§ Collected data:
>> Start
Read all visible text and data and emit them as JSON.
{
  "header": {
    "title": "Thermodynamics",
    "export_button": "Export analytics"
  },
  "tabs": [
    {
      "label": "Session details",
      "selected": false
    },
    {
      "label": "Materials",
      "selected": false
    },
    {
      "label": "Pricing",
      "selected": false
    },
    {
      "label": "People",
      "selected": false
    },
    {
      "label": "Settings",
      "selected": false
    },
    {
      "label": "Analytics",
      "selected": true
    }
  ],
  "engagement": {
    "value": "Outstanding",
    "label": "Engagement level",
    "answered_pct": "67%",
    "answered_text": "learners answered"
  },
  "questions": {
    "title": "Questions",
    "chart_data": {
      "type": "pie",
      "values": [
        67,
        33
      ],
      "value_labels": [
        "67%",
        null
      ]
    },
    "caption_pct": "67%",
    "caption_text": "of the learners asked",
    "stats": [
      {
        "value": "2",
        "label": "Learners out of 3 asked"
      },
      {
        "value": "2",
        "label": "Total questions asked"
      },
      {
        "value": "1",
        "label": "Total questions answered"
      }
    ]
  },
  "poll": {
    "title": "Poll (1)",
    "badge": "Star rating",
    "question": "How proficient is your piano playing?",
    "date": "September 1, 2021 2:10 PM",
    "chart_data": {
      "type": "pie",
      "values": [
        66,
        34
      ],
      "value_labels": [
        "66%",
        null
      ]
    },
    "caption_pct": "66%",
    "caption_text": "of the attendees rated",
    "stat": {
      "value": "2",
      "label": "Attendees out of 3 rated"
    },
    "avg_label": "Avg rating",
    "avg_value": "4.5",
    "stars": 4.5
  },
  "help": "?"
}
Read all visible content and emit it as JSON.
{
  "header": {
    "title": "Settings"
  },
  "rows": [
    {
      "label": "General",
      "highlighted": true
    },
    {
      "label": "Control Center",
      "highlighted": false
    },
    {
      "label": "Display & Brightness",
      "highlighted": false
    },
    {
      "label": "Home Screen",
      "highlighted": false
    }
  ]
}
>> End
§ WORK TO COMPLETE: Reproduce exactly the line containing "Read all visible content and emit it as JSON." and every line after it through the end of the records above, and nothing else.

§ WRITTEN RESPONSE:
Read all visible content and emit it as JSON.
{
  "header": {
    "title": "Settings"
  },
  "rows": [
    {
      "label": "General",
      "highlighted": true
    },
    {
      "label": "Control Center",
      "highlighted": false
    },
    {
      "label": "Display & Brightness",
      "highlighted": false
    },
    {
      "label": "Home Screen",
      "highlighted": false
    }
  ]
}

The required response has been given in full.